* START Selected text *
I’m a huge fan of MOOCs (Massive Open Online Courses). I am always on the hunt for something new to learn to increase my knowledge and productivity; and because I run a blog, MOOCs provide fodder for me to share what I learn.
I recently took the Data Visualization class offered by the University of Illinois at Urbana-Champaign on Coursera. The class is offered as part of the Data Mining specialty of six courses that when taken together can lead to graduate credit in its online Master of Computer Science Degree in Data Science.
Ok enough with the brochure items. For the first assignment I constructed a visualization based upon temperature information from NASA’s Goddard Institute for Space Studies (GISS).
In order to understand the data, you have to understand why temperature anomalies are used as opposed to raw absolute temperature measurements. It is important to note that the temperatures shown in my visualization are not absolute temperatures but rather temperature anomalies.
Here’s an explanation from NOAA:
“In climate change studies, temperature anomalies are more important than absolute temperature. A temperature anomaly is the difference from an average, or baseline, temperature. The baseline temperature is typically computed by averaging 30 or more years of temperature data. A positive anomaly indicates the observed temperature was warmer than the baseline, while a negative anomaly indicates the observed temperature was cooler than the baseline.”
* END Selected text *
* START Material provided *
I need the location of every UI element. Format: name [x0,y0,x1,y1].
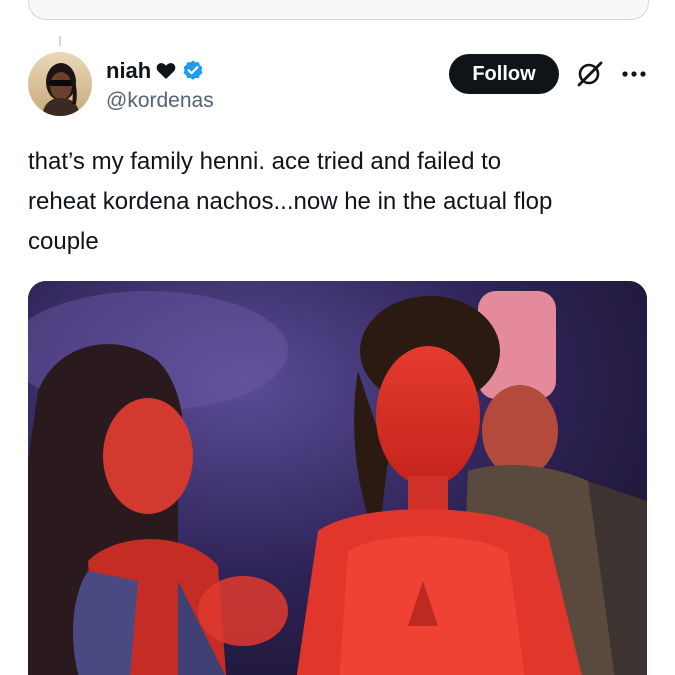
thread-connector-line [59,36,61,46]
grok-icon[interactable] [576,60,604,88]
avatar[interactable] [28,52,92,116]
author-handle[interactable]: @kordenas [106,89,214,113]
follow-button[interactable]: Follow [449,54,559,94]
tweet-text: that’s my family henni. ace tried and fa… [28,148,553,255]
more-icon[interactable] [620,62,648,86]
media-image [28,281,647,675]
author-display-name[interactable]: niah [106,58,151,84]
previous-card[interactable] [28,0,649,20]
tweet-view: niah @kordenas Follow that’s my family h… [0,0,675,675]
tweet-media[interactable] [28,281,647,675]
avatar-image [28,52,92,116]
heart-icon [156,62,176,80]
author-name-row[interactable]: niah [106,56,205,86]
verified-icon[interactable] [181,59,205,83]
* END Material provided *
Problem set:
A – Answer these questions from the MOOC blog post, one per line:
(i) Which university offers the Data Visualization class?
(ii) Where did the temperature information for the first assignment come from?
(iii) According to NOAA, how is the baseline temperature typically computed?
B – Turn the paragraph of the MOOC blog post that begins "I recently took the Data Visualization class" into a short bulleted list that keeps its main facts.
C – Continue the MOOC blog post from its last sentence.
The records play no part in this work.

Answers to the problems:
A –
(i) The University of Illinois at Urbana-Champaign
(ii) NASA's Goddard Institute for Space Studies (GISS)
(iii) By averaging 30 or more years of temperature data

B –
- Course: Data Visualization, offered by the University of Illinois at Urbana-Champaign on Coursera
- Part of the Data Mining specialty, which has six courses
- Completing all six can lead to graduate credit in the university's online Master of Computer Science Degree in Data Science

C –
Interpreting the Visualization
The course leaves it up to the learner to decide which visualization tool to use in order to display the temperature change information. Although I have experience with multiple visualization programs like Qlikview and Power BI, Tableau is my tool of choice. I didn’t just create a static visualization, I created an interactive dashboard that you can reference by clicking below.
From a data perspective, I believe the numbers in the file that the course provides is a bit different than the one I am linked to here but you can see the format of the data that needs to be pivoted in order to make an appropriate line graph.
All of the data in this set illustrates that temperature anomalies are increasing from the corresponding 1951-1980 mean temperatures as years progress. Every line graph of readings from meteorological stations shows an upward trend in temperature deviation readings. The distribution bins illustrate that the higher temperature deviations occur in more recent years. The recency of years is indicated by the intensity of the color red.
Let’s break down the visualization:
Top Section Distribution Charts:
- There are three sub-sections representing global, northern hemisphere and southern hemisphere temperature deviations
- The x axis represents temperature deviations in bins of 10 degrees
- The y axis is a count of the number of years that fall between the binned temperature ranges
- For example, if 10 years have a recorded temperature anomaly between 60 and 69 degrees, then the x axis would be 60 and the y axis would be 10
- Each 10 degree bin is comprised of the various years that correspond to a respective temperature anomaly range
- For example in the picture above, the year 1880 (as designated by the tooltip) had a temperature anomaly that was 19 degrees lower than the 30 year average. This is why the corresponding box for the year 1880 is not intensely colored.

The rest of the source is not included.